» **Dataset content**

..........

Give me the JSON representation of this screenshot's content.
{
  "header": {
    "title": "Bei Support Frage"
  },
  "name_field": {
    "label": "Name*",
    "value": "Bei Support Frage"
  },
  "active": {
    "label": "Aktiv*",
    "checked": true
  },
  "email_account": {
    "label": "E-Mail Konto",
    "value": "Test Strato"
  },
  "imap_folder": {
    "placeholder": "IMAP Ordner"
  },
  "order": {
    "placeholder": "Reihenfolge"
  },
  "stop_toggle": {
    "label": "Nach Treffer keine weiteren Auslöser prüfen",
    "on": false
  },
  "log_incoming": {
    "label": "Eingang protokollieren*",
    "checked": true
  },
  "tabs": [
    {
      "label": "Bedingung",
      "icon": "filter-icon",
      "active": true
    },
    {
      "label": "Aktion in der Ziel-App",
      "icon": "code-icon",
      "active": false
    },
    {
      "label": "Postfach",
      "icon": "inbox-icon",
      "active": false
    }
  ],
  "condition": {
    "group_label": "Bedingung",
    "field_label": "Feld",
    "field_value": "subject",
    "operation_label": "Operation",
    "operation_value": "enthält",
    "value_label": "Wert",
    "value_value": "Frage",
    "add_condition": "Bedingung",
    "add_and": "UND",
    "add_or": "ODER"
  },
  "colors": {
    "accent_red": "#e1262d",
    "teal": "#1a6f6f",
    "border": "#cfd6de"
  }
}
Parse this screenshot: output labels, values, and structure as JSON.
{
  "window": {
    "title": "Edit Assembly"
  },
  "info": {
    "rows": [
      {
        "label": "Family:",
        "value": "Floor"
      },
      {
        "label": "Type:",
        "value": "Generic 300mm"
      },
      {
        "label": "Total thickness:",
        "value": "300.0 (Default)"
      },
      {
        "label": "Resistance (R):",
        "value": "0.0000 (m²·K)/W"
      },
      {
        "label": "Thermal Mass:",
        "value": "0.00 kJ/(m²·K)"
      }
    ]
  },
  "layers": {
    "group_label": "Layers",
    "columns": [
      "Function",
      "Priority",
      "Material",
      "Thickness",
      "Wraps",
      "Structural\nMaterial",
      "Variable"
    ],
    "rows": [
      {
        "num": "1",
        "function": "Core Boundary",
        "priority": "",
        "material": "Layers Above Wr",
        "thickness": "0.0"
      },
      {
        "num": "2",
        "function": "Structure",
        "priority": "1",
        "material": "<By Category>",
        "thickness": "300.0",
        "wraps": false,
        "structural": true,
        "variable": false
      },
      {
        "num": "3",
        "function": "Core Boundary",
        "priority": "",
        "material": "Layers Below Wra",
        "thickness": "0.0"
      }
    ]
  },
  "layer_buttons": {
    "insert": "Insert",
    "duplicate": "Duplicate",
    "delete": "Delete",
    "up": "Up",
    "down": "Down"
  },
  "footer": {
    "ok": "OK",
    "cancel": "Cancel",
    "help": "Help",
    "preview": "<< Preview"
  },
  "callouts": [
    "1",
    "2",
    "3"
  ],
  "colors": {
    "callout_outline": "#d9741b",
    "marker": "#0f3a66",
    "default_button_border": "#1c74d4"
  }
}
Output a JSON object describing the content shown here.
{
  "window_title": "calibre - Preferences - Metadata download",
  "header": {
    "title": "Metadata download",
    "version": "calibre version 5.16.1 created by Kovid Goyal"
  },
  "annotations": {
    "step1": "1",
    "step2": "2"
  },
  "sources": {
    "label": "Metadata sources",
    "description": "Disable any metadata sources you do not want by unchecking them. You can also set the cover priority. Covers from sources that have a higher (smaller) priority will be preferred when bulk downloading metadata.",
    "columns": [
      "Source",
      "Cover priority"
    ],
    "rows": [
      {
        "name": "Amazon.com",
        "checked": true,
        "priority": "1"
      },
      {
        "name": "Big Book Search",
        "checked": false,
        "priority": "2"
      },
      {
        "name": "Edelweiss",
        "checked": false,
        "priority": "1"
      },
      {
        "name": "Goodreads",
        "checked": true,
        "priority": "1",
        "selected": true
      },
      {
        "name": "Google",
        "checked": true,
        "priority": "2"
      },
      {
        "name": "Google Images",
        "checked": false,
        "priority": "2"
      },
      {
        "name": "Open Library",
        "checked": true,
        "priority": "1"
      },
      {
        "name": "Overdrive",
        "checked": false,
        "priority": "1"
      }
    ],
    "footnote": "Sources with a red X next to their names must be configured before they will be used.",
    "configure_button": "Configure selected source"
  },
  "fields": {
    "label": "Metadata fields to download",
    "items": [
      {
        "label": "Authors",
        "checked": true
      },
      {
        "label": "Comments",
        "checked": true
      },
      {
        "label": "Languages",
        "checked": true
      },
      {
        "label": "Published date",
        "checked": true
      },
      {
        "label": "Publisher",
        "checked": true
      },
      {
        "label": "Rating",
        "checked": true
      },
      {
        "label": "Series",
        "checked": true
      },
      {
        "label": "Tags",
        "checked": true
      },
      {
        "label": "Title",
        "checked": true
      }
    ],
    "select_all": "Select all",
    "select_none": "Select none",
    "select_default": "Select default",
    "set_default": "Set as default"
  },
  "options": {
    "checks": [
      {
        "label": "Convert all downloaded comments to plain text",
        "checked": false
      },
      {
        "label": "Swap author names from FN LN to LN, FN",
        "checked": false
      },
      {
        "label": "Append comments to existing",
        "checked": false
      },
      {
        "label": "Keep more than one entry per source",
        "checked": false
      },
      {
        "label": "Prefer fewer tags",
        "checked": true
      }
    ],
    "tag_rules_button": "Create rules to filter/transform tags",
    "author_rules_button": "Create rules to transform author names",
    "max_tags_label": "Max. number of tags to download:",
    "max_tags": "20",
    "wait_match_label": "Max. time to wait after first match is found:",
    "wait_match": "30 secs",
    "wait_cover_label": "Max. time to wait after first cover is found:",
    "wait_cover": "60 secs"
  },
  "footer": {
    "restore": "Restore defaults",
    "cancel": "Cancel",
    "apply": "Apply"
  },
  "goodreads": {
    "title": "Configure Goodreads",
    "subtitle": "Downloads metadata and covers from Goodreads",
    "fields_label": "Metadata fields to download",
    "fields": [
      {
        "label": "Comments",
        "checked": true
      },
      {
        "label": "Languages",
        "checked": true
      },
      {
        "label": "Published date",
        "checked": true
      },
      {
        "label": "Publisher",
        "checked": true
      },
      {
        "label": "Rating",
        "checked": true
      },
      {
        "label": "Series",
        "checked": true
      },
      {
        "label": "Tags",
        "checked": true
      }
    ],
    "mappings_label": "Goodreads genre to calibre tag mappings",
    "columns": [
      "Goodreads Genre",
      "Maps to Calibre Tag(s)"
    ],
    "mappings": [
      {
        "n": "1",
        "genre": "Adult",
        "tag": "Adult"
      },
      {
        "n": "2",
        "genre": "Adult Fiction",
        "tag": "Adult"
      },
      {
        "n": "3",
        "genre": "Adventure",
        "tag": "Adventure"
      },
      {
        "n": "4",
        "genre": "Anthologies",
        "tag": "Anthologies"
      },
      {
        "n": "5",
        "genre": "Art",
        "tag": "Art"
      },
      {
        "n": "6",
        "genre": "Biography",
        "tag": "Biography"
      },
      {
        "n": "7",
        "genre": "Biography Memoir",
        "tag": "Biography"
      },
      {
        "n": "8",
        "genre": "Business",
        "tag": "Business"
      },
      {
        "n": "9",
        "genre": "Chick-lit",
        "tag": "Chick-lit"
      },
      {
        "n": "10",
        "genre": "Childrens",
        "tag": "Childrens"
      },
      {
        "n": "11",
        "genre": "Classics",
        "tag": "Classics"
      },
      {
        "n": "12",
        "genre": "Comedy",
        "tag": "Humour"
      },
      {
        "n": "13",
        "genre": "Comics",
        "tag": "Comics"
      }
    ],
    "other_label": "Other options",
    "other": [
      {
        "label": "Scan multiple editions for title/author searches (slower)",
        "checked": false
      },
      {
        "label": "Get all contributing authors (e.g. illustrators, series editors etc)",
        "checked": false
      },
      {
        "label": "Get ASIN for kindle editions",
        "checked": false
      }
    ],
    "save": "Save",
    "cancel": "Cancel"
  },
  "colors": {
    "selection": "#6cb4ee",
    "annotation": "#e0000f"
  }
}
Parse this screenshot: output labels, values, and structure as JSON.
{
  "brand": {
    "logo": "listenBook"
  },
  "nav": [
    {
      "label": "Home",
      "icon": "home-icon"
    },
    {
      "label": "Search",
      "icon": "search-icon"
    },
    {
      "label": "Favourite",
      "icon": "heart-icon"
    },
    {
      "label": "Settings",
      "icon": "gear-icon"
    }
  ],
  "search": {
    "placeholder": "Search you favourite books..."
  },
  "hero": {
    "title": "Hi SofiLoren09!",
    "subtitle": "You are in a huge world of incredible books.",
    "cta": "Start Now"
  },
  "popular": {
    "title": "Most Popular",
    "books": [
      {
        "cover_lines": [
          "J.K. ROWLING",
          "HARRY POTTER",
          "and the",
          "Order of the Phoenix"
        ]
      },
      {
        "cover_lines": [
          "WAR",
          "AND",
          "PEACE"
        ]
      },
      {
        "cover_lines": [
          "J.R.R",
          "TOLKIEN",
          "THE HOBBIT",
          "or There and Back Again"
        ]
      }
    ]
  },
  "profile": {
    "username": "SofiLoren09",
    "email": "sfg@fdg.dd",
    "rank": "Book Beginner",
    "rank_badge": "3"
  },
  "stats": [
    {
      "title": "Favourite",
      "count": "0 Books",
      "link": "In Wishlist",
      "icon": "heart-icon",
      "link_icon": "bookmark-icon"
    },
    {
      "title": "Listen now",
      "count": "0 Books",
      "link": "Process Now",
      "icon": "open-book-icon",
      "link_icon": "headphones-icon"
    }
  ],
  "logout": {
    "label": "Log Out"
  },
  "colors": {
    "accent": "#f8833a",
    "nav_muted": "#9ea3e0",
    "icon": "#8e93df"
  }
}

..........

» **Goal of the exercise**
Copy each line of the records above that carries the word "after".

» **Reply**
    "wait_match_label": "Max. time to wait after first match is found:",
    "wait_cover_label": "Max. time to wait after first cover is found:",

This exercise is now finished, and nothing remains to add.